◆ **WORK REQUIRED**:
How many of the lines below include "opinions"? Give the number and no other words.
++++
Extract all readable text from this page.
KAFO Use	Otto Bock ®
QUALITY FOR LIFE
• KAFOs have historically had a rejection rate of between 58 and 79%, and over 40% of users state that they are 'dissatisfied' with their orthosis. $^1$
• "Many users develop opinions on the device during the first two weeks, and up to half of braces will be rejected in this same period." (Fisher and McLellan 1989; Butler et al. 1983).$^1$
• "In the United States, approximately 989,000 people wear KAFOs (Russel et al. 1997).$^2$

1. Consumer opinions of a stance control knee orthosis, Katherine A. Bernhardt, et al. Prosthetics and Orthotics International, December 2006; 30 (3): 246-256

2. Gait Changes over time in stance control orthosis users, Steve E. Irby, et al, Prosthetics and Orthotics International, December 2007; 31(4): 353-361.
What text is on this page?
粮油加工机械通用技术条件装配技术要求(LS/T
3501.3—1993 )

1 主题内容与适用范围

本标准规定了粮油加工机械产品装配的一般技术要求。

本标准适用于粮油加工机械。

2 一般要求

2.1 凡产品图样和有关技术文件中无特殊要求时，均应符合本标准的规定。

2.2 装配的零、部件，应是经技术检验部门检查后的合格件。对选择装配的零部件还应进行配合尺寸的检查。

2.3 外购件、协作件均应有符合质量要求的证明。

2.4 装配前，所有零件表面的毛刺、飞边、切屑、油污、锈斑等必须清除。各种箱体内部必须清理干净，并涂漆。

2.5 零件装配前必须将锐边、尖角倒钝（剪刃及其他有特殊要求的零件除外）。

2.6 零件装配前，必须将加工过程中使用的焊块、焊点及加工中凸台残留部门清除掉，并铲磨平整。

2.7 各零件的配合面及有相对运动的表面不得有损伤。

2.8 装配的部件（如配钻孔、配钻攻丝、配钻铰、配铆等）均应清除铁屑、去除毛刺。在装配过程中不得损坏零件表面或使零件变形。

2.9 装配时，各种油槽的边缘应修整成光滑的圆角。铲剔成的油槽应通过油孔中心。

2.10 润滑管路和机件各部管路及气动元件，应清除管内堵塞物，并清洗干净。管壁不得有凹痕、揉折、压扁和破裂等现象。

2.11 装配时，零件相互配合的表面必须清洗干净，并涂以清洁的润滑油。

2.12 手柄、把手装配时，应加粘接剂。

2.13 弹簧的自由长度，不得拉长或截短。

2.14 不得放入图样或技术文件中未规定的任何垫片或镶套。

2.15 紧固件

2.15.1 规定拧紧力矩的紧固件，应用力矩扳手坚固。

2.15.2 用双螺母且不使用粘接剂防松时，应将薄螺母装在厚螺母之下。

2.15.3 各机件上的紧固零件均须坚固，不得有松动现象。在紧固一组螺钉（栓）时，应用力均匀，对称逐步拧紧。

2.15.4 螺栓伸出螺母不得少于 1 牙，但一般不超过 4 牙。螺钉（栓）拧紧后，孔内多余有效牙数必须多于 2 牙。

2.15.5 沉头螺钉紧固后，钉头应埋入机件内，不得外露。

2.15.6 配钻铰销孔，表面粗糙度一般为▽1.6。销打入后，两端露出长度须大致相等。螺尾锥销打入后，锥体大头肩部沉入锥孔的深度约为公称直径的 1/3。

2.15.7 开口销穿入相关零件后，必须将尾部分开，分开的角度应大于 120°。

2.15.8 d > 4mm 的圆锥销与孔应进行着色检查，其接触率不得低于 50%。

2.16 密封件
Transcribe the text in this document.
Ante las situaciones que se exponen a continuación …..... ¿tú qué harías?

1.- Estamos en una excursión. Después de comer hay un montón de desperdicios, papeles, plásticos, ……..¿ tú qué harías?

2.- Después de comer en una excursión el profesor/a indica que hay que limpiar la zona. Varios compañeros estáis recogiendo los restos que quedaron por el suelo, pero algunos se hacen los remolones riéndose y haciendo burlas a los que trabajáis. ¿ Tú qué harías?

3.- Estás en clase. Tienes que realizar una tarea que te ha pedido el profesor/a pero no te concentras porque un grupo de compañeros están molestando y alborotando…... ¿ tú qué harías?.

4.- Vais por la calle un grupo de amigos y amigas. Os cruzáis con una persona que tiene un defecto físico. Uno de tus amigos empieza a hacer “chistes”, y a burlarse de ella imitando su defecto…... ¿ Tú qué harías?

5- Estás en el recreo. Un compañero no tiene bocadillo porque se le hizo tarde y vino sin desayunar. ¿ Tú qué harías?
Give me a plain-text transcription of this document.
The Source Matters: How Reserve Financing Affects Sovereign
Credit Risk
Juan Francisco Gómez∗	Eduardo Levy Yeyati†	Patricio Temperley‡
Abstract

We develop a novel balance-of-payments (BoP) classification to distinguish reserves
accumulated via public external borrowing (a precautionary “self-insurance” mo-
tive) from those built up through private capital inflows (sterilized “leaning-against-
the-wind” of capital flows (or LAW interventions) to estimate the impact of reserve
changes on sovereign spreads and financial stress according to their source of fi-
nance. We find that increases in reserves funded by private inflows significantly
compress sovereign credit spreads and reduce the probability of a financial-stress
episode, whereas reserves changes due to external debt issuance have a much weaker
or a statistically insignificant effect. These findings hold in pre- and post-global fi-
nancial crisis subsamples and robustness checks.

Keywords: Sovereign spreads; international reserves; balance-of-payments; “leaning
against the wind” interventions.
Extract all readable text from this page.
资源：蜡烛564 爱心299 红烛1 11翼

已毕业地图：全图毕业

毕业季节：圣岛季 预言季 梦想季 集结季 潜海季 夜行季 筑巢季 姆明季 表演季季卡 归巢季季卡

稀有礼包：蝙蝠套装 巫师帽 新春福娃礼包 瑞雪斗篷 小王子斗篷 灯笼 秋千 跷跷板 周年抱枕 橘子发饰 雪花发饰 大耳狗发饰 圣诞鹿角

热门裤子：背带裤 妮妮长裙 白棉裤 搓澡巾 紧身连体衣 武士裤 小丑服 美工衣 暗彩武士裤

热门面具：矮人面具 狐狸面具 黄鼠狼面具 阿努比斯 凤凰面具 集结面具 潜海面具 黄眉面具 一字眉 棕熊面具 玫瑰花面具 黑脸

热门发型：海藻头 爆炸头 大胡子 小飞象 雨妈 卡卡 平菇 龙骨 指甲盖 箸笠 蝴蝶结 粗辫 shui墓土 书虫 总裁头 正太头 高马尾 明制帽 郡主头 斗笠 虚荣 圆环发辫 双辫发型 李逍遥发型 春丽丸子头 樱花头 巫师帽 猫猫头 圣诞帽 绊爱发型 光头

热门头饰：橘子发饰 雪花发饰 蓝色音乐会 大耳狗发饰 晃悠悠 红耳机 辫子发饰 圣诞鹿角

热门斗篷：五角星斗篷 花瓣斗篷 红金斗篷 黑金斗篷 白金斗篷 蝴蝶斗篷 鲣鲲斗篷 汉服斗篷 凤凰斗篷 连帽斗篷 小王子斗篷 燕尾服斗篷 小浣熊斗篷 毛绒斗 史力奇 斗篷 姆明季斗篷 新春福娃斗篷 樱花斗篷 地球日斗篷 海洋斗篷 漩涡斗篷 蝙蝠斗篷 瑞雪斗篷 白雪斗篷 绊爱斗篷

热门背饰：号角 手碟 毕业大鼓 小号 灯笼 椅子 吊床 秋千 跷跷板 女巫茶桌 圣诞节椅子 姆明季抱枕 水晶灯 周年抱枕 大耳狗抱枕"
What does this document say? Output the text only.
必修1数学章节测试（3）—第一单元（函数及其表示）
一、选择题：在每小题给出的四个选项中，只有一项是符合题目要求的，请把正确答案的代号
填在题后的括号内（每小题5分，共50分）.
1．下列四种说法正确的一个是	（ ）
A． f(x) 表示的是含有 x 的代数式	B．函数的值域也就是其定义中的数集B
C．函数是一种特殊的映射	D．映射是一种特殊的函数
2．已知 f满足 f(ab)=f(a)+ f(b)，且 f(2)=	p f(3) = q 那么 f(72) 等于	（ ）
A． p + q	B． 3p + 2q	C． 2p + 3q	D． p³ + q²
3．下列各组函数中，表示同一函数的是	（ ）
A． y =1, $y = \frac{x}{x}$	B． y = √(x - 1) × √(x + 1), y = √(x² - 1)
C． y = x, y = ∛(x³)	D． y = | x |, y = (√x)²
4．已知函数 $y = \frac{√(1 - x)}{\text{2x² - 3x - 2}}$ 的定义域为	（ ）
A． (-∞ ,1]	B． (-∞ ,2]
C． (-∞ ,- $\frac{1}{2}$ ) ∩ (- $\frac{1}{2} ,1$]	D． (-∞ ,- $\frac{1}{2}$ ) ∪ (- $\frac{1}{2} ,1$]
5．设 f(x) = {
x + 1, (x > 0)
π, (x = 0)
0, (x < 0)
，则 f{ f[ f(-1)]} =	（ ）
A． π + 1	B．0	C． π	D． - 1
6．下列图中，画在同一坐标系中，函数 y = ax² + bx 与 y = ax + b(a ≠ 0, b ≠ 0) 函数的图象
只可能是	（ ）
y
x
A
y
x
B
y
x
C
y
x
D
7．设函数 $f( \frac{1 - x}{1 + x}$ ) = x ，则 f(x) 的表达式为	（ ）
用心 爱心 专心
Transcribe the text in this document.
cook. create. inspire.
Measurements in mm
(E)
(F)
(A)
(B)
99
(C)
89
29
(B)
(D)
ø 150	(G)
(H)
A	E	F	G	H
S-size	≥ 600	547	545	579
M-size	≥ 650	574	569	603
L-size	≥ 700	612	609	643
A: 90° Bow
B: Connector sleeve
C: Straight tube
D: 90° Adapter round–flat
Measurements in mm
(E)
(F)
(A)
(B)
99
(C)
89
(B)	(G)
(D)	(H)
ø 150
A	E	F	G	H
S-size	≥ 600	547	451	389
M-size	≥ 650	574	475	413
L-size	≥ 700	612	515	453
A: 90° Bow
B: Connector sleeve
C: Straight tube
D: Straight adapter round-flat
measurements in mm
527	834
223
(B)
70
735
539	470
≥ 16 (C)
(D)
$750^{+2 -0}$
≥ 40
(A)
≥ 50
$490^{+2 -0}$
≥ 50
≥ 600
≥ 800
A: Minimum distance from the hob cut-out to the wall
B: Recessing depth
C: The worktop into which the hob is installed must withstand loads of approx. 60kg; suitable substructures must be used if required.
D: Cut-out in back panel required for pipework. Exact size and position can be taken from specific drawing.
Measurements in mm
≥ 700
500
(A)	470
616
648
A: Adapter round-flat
++++
◆ **RESULT FOR THIS EXERCISE**:
2